Data entries
— begin —
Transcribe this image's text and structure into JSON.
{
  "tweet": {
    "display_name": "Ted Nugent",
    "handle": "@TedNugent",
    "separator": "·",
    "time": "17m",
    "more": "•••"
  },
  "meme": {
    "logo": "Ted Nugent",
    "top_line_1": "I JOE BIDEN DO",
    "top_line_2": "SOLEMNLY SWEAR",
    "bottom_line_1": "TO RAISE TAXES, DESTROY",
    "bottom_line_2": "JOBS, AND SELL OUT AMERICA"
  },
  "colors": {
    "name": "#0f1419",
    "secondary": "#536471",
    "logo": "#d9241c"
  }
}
— end —
Each line of the listing should be copied exactly.

Transcribe this image's text and structure into JSON.
{
  "tweet": {
    "display_name": "Ted Nugent",
    "handle": "@TedNugent",
    "separator": "·",
    "time": "17m",
    "more": "•••"
  },
  "meme": {
    "logo": "Ted Nugent",
    "top_line_1": "I JOE BIDEN DO",
    "top_line_2": "SOLEMNLY SWEAR",
    "bottom_line_1": "TO RAISE TAXES, DESTROY",
    "bottom_line_2": "JOBS, AND SELL OUT AMERICA"
  },
  "colors": {
    "name": "#0f1419",
    "secondary": "#536471",
    "logo": "#d9241c"
  }
}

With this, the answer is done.